Written problem – Repeat the lines below exactly as they appear, but leave out the images.

--------------------------------

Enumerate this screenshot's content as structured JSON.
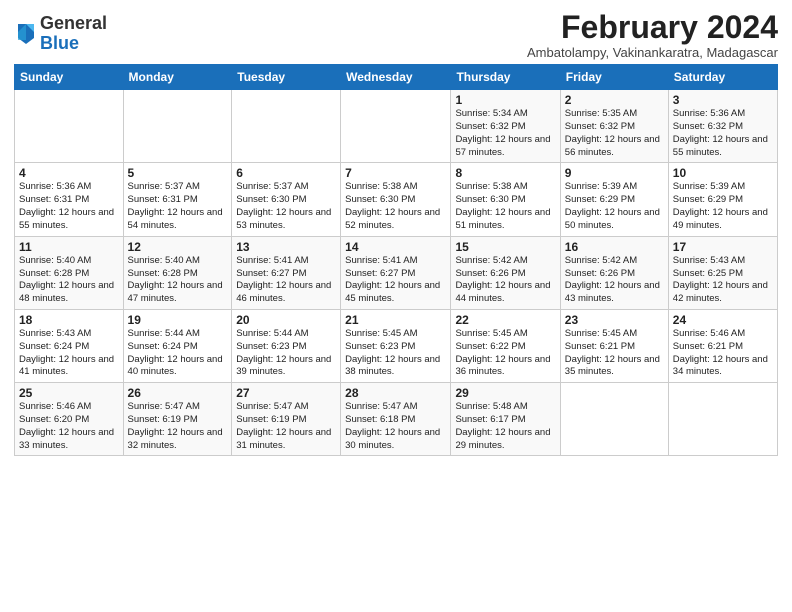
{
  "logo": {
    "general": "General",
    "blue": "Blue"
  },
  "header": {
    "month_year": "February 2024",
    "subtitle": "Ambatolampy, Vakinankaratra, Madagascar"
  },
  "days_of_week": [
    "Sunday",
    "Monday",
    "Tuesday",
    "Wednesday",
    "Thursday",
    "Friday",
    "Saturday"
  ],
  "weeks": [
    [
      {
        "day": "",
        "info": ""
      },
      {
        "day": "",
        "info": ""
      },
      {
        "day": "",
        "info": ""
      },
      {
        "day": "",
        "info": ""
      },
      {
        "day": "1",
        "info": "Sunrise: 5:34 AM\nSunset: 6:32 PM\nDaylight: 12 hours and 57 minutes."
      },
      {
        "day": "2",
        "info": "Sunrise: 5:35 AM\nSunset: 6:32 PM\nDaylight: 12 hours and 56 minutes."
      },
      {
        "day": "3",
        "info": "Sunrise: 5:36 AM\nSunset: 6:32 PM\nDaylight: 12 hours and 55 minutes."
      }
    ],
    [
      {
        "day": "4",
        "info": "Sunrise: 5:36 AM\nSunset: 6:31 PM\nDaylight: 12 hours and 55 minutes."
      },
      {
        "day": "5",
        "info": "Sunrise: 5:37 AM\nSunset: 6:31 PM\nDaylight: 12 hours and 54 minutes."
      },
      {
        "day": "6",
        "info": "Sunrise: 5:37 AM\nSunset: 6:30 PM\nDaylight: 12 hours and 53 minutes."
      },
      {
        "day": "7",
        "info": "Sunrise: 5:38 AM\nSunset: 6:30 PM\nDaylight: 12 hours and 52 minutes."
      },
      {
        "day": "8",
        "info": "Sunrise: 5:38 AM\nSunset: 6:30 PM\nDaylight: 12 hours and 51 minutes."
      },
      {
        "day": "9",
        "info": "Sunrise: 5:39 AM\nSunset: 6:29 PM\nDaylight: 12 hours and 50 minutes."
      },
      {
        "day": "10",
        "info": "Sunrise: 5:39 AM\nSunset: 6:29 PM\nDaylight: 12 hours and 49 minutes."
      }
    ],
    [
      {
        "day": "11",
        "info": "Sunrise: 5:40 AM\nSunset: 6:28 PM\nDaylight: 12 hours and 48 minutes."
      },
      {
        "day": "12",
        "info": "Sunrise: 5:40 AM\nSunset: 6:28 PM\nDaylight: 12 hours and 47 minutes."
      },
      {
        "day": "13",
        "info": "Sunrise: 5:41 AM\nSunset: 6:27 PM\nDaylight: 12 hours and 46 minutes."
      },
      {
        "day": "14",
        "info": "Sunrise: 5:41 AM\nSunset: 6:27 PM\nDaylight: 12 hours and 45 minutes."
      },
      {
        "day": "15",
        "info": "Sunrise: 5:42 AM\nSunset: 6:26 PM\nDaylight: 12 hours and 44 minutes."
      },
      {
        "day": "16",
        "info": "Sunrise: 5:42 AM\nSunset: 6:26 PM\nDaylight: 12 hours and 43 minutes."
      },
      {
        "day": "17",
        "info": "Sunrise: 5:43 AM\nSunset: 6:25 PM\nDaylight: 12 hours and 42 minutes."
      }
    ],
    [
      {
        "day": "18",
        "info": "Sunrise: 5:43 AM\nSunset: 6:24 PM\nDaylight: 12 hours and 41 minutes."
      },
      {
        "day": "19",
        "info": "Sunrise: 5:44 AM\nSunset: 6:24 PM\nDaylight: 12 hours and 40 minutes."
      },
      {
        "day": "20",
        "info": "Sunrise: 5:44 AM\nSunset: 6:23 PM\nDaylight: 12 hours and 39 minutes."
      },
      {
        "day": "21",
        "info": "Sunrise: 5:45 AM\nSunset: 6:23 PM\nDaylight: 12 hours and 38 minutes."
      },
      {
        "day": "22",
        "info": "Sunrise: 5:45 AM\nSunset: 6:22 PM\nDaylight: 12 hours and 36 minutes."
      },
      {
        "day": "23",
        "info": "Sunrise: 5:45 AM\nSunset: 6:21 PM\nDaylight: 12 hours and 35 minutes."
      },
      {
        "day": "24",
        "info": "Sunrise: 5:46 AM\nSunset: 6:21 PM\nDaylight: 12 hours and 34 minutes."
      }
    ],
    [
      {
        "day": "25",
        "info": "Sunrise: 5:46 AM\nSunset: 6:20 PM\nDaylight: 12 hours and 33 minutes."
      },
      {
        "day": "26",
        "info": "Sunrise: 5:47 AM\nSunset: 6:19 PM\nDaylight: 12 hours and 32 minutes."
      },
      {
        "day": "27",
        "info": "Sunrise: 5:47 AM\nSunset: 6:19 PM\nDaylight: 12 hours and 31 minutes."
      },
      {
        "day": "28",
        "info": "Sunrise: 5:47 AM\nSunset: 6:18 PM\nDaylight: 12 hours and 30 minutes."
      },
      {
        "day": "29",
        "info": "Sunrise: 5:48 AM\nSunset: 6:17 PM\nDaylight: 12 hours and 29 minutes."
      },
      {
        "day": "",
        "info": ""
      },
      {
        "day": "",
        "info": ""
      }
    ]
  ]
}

--------------------------------

Response to this exercise –
Enumerate this screenshot's content as structured JSON.
{
  "logo": {
    "general": "General",
    "blue": "Blue"
  },
  "header": {
    "month_year": "February 2024",
    "subtitle": "Ambatolampy, Vakinankaratra, Madagascar"
  },
  "days_of_week": [
    "Sunday",
    "Monday",
    "Tuesday",
    "Wednesday",
    "Thursday",
    "Friday",
    "Saturday"
  ],
  "weeks": [
    [
      {
        "day": "",
        "info": ""
      },
      {
        "day": "",
        "info": ""
      },
      {
        "day": "",
        "info": ""
      },
      {
        "day": "",
        "info": ""
      },
      {
        "day": "1",
        "info": "Sunrise: 5:34 AM\nSunset: 6:32 PM\nDaylight: 12 hours and 57 minutes."
      },
      {
        "day": "2",
        "info": "Sunrise: 5:35 AM\nSunset: 6:32 PM\nDaylight: 12 hours and 56 minutes."
      },
      {
        "day": "3",
        "info": "Sunrise: 5:36 AM\nSunset: 6:32 PM\nDaylight: 12 hours and 55 minutes."
      }
    ],
    [
      {
        "day": "4",
        "info": "Sunrise: 5:36 AM\nSunset: 6:31 PM\nDaylight: 12 hours and 55 minutes."
      },
      {
        "day": "5",
        "info": "Sunrise: 5:37 AM\nSunset: 6:31 PM\nDaylight: 12 hours and 54 minutes."
      },
      {
        "day": "6",
        "info": "Sunrise: 5:37 AM\nSunset: 6:30 PM\nDaylight: 12 hours and 53 minutes."
      },
      {
        "day": "7",
        "info": "Sunrise: 5:38 AM\nSunset: 6:30 PM\nDaylight: 12 hours and 52 minutes."
      },
      {
        "day": "8",
        "info": "Sunrise: 5:38 AM\nSunset: 6:30 PM\nDaylight: 12 hours and 51 minutes."
      },
      {
        "day": "9",
        "info": "Sunrise: 5:39 AM\nSunset: 6:29 PM\nDaylight: 12 hours and 50 minutes."
      },
      {
        "day": "10",
        "info": "Sunrise: 5:39 AM\nSunset: 6:29 PM\nDaylight: 12 hours and 49 minutes."
      }
    ],
    [
      {
        "day": "11",
        "info": "Sunrise: 5:40 AM\nSunset: 6:28 PM\nDaylight: 12 hours and 48 minutes."
      },
      {
        "day": "12",
        "info": "Sunrise: 5:40 AM\nSunset: 6:28 PM\nDaylight: 12 hours and 47 minutes."
      },
      {
        "day": "13",
        "info": "Sunrise: 5:41 AM\nSunset: 6:27 PM\nDaylight: 12 hours and 46 minutes."
      },
      {
        "day": "14",
        "info": "Sunrise: 5:41 AM\nSunset: 6:27 PM\nDaylight: 12 hours and 45 minutes."
      },
      {
        "day": "15",
        "info": "Sunrise: 5:42 AM\nSunset: 6:26 PM\nDaylight: 12 hours and 44 minutes."
      },
      {
        "day": "16",
        "info": "Sunrise: 5:42 AM\nSunset: 6:26 PM\nDaylight: 12 hours and 43 minutes."
      },
      {
        "day": "17",
        "info": "Sunrise: 5:43 AM\nSunset: 6:25 PM\nDaylight: 12 hours and 42 minutes."
      }
    ],
    [
      {
        "day": "18",
        "info": "Sunrise: 5:43 AM\nSunset: 6:24 PM\nDaylight: 12 hours and 41 minutes."
      },
      {
        "day": "19",
        "info": "Sunrise: 5:44 AM\nSunset: 6:24 PM\nDaylight: 12 hours and 40 minutes."
      },
      {
        "day": "20",
        "info": "Sunrise: 5:44 AM\nSunset: 6:23 PM\nDaylight: 12 hours and 39 minutes."
      },
      {
        "day": "21",
        "info": "Sunrise: 5:45 AM\nSunset: 6:23 PM\nDaylight: 12 hours and 38 minutes."
      },
      {
        "day": "22",
        "info": "Sunrise: 5:45 AM\nSunset: 6:22 PM\nDaylight: 12 hours and 36 minutes."
      },
      {
        "day": "23",
        "info": "Sunrise: 5:45 AM\nSunset: 6:21 PM\nDaylight: 12 hours and 35 minutes."
      },
      {
        "day": "24",
        "info": "Sunrise: 5:46 AM\nSunset: 6:21 PM\nDaylight: 12 hours and 34 minutes."
      }
    ],
    [
      {
        "day": "25",
        "info": "Sunrise: 5:46 AM\nSunset: 6:20 PM\nDaylight: 12 hours and 33 minutes."
      },
      {
        "day": "26",
        "info": "Sunrise: 5:47 AM\nSunset: 6:19 PM\nDaylight: 12 hours and 32 minutes."
      },
      {
        "day": "27",
        "info": "Sunrise: 5:47 AM\nSunset: 6:19 PM\nDaylight: 12 hours and 31 minutes."
      },
      {
        "day": "28",
        "info": "Sunrise: 5:47 AM\nSunset: 6:18 PM\nDaylight: 12 hours and 30 minutes."
      },
      {
        "day": "29",
        "info": "Sunrise: 5:48 AM\nSunset: 6:17 PM\nDaylight: 12 hours and 29 minutes."
      },
      {
        "day": "",
        "info": ""
      },
      {
        "day": "",
        "info": ""
      }
    ]
  ]
}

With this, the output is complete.